• EXERCISE
Using the listing below, report all lines holding the word "screenshot".

• THE INPUT
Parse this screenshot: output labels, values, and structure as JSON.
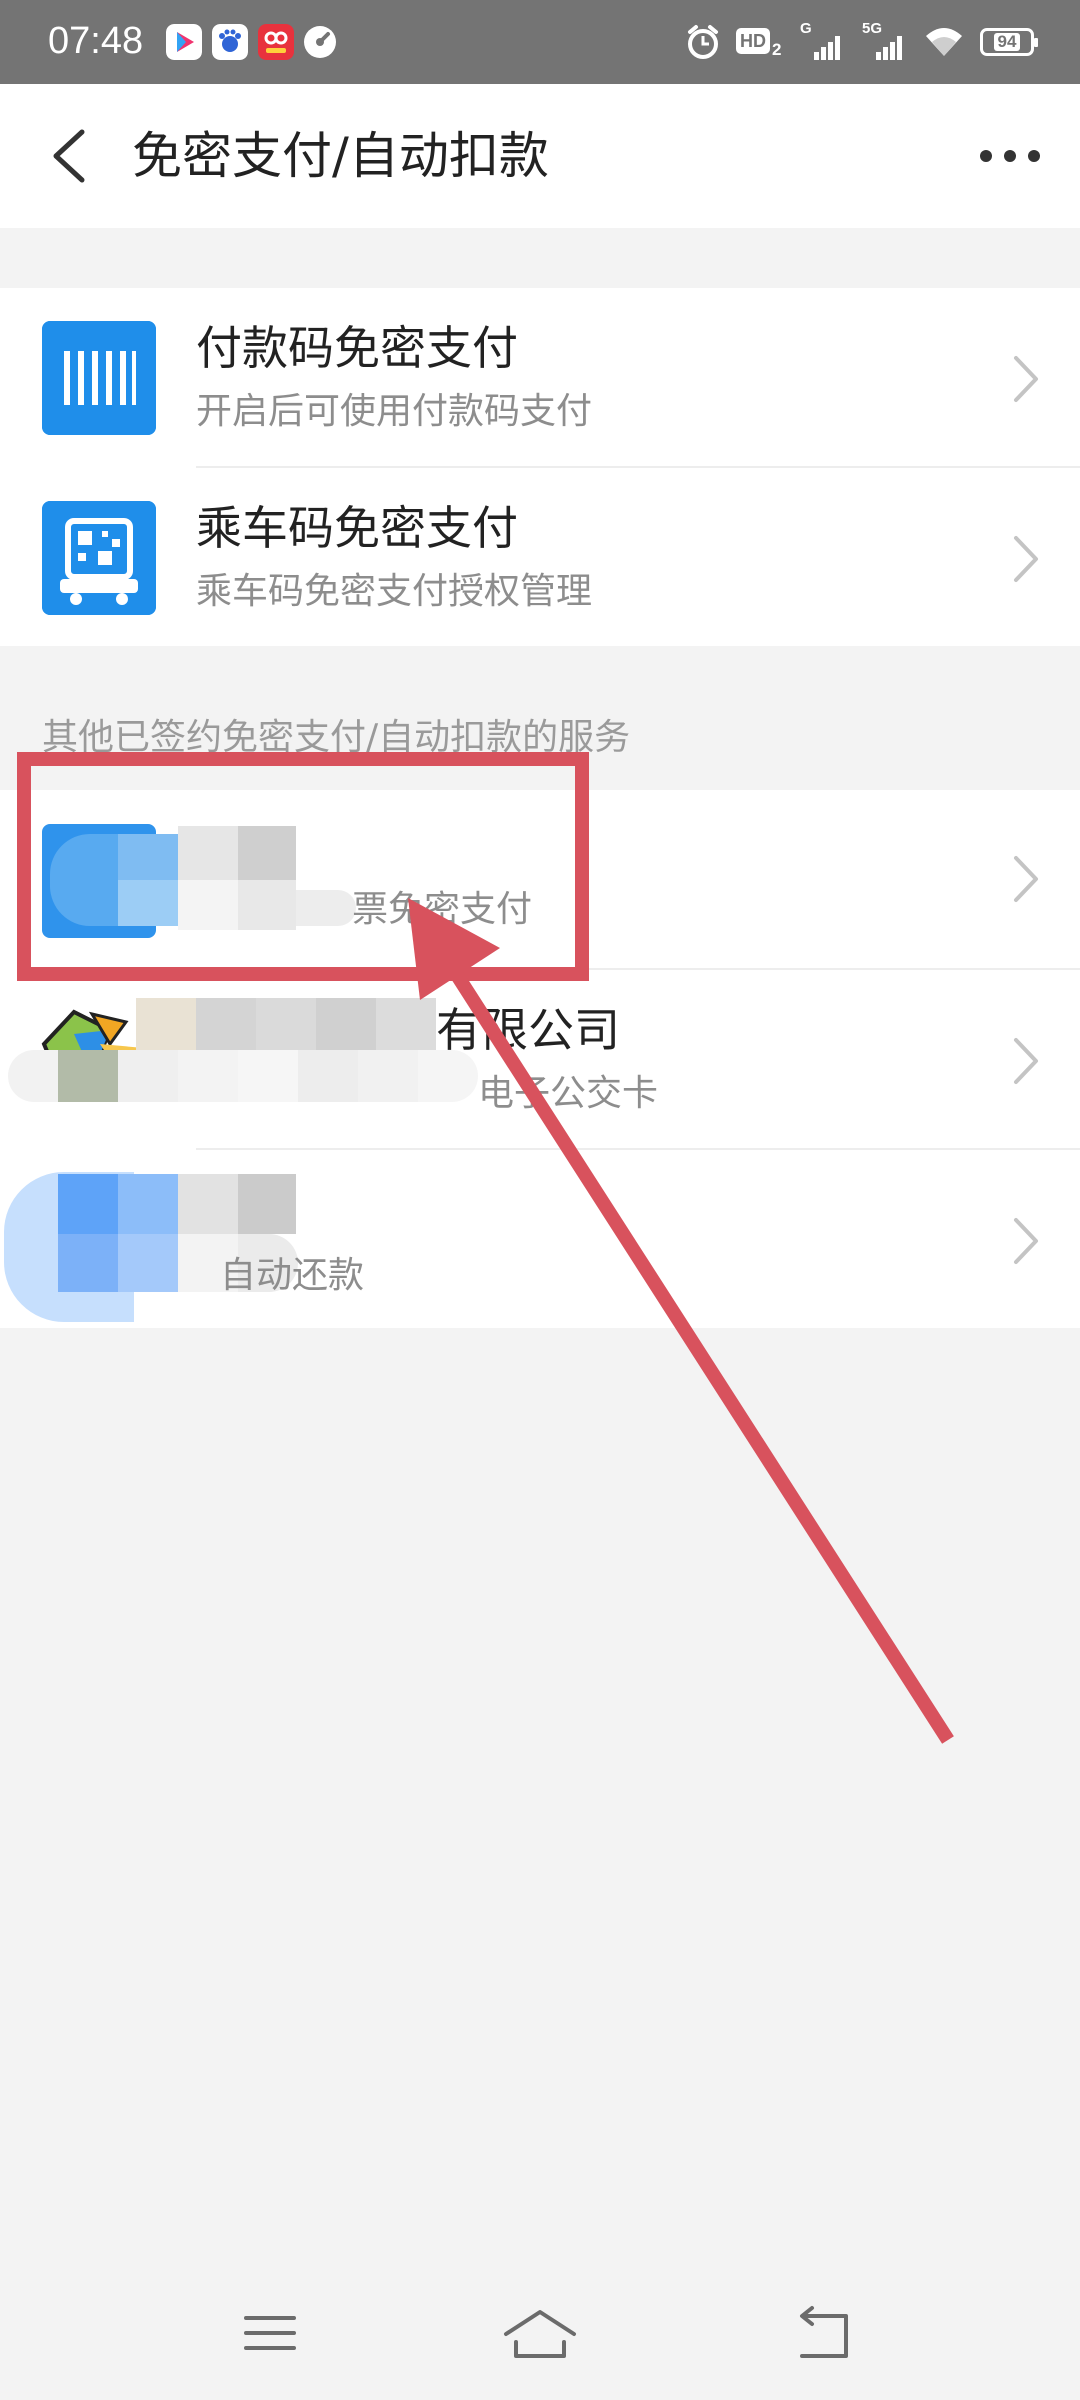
{
  "status_bar": {
    "time": "07:48",
    "app_icons": [
      "video-app-icon",
      "baidu-icon",
      "shopping-app-icon",
      "speed-app-icon"
    ],
    "right_icons": [
      "alarm-icon",
      "hd-icon",
      "signal-g-icon",
      "signal-5g-icon",
      "wifi-icon"
    ],
    "signal_g": "G",
    "signal_5g": "5G",
    "hd": "HD",
    "battery": "94"
  },
  "header": {
    "title": "免密支付/自动扣款",
    "back_icon": "back-arrow-icon",
    "more_icon": "more-icon"
  },
  "main_items": [
    {
      "title": "付款码免密支付",
      "subtitle": "开启后可使用付款码支付",
      "icon": "barcode-icon"
    },
    {
      "title": "乘车码免密支付",
      "subtitle": "乘车码免密支付授权管理",
      "icon": "transit-code-icon"
    }
  ],
  "section_header": "其他已签约免密支付/自动扣款的服务",
  "services": [
    {
      "title": "",
      "subtitle": "票免密支付"
    },
    {
      "title": "有限公司",
      "subtitle": "电子公交卡"
    },
    {
      "title": "",
      "subtitle": "自动还款"
    }
  ],
  "colors": {
    "accent_blue": "#1f8eea",
    "annotation_red": "#d8525d",
    "status_bar_gray": "#747474"
  },
  "nav": {
    "menu_icon": "menu-icon",
    "home_icon": "home-icon",
    "back_icon": "back-icon"
  }
}
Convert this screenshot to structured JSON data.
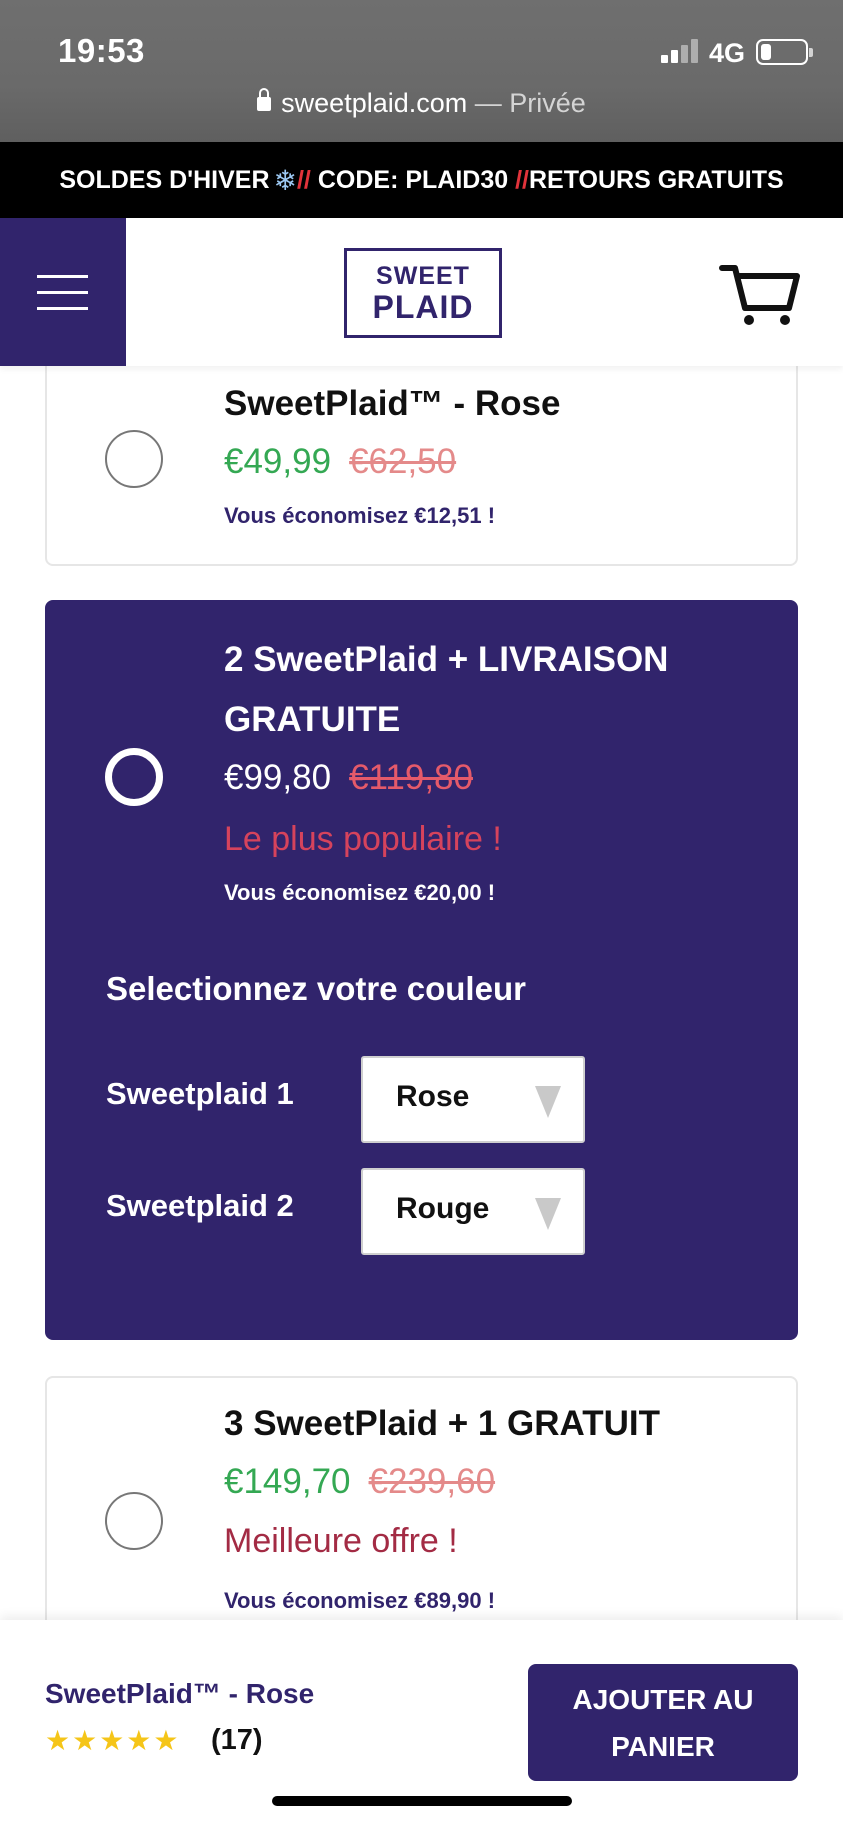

• RESULT FOR THIS TASK
Parse this screenshot: output labels, values, and structure as JSON.
Convert this screenshot to structured JSON data.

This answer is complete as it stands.